Data entries:
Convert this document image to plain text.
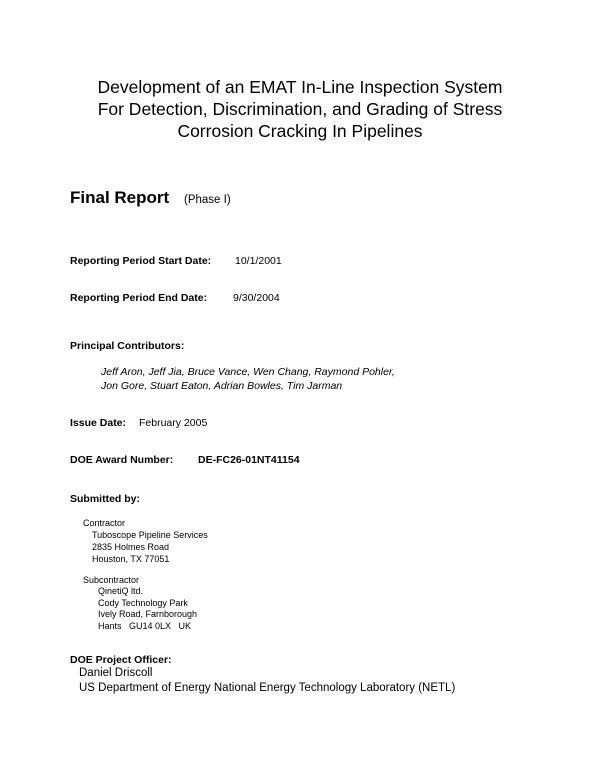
Development of an EMAT In-Line Inspection System
For Detection, Discrimination, and Grading of Stress
Corrosion Cracking In Pipelines
Final Report (Phase I)
Reporting Period Start Date: 10/1/2001
Reporting Period End Date: 9/30/2004
Principal Contributors:
Jeff Aron, Jeff Jia, Bruce Vance, Wen Chang, Raymond Pohler,
Jon Gore, Stuart Eaton, Adrian Bowles, Tim Jarman
Issue Date: February 2005
DOE Award Number: DE-FC26-01NT41154
Submitted by:
Contractor
Tuboscope Pipeline Services
2835 Holmes Road
Houston, TX 77051
Subcontractor
QinetiQ ltd.
Cody Technology Park
Ively Road, Farnborough
Hants   GU14 0LX   UK
DOE Project Officer:
Daniel Driscoll
US Department of Energy National Energy Technology Laboratory (NETL)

STATED TASK:
Copy out each line of the material that holds the word "Technology".

FULL ANSWER:
Cody Technology Park
US Department of Energy National Energy Technology Laboratory (NETL)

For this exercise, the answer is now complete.